◆ Passage shown ◆
........

Most building is by and for people. Therefore one might conclude that buildings, somehow, must be intended to support life. We – that is, both you and I – spend most of our lives in rooms, dancing our days moving in, and out, around and about, over time, as long as we live. The stories then these rooms could tell if we just took the time to listen.
Nine Lives offers a way to read some extracts from the ongoing life story of nine rooms by nine Irish architects. Each room has its own distinct story, begun by someone, somewhere, each with a significant architectural design chapter. Ongoing contributions written, over time, by those that are occupying, appropriating, altering and consuming these rooms are extending and developing each built-biography. In Nine Lives, images are presented as one way to observe these rooms, and two sets of images are used. Typically rooms for work or other production are presented using both photographs commissioned by the architects when the projects were architecturally and practically complete and new photographs and drawings made more recently, showing occupation and use. Eight of the nine rooms are part of a home, one is part of a school, but all are essential to key stages of our everyday life and our social and spatial development.
Housing and homes have been and continue to be a significant topic of social and political debate in Ireland and arguably the primary conduit through which aspects of the design of our built environment enters everyday conversation. House design has also been key to the creative and tectonic development of this generation of Ireland’s architects. If you were to believe the popular narrative though, the Irish economic “boom” made greedy property speculators of “ordinary” people, with the home being the currency of choice. Indeed the general discourse appears to have concluded that our primary interest in Ireland is the individual unit and that a sense of collective endeavor and dwelling have, for the most part, been enthusiastically rejected. Nine Lives challenges this, and suggests this is not the only story of how we lived and housed during that period. Through this exhibition a process of revisiting, reflection and research has begun. The question quickly arises if the consumption of our homes is significantly more social and collective than we have previously considered.

........

◆ Extracted entries ◆

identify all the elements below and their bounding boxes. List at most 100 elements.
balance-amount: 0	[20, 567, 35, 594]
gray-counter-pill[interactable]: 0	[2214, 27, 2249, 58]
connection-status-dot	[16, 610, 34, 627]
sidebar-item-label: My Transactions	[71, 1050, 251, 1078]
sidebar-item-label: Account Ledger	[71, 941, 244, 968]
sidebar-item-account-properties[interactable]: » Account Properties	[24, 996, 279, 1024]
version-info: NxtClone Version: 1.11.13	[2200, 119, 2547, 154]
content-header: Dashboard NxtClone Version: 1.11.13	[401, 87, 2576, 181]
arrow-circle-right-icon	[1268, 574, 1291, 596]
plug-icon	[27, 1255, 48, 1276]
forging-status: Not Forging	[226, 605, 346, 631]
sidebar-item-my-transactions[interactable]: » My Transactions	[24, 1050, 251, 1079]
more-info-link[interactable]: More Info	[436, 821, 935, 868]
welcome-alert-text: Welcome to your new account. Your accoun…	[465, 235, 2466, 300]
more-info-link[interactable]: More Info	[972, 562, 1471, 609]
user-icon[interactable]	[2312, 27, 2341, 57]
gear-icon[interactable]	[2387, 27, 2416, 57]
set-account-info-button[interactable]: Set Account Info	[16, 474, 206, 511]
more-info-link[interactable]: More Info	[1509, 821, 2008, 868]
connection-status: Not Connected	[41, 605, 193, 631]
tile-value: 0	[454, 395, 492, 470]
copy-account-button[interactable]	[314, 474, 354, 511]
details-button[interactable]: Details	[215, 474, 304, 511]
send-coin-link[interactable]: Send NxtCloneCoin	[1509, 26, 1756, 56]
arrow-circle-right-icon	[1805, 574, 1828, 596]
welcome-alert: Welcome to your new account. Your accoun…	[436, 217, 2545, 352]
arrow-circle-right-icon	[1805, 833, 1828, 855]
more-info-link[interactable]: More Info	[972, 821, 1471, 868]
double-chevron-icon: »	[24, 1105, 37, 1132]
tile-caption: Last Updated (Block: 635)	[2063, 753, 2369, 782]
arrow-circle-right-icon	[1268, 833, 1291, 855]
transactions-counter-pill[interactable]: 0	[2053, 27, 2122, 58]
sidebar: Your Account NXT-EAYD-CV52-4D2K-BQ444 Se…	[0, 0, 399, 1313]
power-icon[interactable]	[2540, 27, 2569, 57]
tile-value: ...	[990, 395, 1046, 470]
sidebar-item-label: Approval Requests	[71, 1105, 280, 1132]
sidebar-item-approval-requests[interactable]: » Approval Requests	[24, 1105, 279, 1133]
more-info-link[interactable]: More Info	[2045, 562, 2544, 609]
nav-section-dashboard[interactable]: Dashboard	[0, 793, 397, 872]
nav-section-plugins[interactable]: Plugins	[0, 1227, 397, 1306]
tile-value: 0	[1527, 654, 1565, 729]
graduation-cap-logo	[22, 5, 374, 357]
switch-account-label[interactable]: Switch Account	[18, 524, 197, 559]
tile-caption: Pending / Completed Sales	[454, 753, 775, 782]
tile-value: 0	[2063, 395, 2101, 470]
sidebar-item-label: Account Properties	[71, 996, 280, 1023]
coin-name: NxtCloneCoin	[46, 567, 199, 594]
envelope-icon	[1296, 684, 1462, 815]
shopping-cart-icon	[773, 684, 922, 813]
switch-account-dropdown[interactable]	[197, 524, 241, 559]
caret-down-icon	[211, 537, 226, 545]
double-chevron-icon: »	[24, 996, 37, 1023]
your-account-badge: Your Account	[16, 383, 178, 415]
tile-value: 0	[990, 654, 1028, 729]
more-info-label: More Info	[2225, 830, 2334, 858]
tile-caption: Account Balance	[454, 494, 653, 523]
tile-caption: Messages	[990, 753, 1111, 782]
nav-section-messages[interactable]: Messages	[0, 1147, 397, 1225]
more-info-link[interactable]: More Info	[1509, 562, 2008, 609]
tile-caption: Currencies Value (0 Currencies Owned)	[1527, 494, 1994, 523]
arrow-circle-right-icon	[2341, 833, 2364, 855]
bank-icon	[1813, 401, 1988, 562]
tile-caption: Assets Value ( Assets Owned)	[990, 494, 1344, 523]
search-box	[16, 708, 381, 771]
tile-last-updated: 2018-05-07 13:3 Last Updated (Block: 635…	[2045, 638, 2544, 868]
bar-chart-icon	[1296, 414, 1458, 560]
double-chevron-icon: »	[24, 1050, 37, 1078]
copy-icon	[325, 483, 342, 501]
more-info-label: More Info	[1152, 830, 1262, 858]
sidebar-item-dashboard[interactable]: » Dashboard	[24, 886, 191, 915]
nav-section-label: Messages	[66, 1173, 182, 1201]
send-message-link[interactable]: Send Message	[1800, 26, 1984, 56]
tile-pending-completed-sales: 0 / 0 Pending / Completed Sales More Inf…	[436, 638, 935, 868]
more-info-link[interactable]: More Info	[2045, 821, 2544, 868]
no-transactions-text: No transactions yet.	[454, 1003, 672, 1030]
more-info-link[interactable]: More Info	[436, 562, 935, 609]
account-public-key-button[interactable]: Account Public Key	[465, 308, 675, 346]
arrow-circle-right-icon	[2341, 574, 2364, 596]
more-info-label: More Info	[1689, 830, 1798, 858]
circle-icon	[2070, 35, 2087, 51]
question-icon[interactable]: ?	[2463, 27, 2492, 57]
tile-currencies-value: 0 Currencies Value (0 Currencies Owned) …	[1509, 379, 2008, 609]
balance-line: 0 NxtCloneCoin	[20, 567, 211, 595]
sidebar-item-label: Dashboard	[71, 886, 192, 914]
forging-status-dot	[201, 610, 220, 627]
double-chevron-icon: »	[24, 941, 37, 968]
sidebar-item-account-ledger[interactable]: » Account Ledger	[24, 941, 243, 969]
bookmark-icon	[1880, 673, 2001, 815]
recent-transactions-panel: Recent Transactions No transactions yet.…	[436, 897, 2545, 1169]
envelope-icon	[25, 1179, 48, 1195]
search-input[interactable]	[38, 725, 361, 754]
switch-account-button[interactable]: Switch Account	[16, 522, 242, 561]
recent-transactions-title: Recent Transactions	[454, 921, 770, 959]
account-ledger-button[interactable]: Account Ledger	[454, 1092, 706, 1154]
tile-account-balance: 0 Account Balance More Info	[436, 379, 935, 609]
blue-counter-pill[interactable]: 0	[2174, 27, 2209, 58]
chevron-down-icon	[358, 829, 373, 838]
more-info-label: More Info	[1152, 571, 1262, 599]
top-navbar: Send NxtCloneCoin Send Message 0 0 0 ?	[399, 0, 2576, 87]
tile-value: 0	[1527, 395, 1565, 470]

........

◆ Written problem ◆
Copy word for word the part of the Nine Lives exhibition text above that runs from "Most building is" up to and including "time to listen.".

◆ Finished answer ◆
Most building is by and for people. Therefore one might conclude that buildings, somehow, must be intended to support life. We – that is, both you and I – spend most of our lives in rooms, dancing our days moving in, and out, around and about, over time, as long as we live. The stories then these rooms could tell if we just took the time to listen.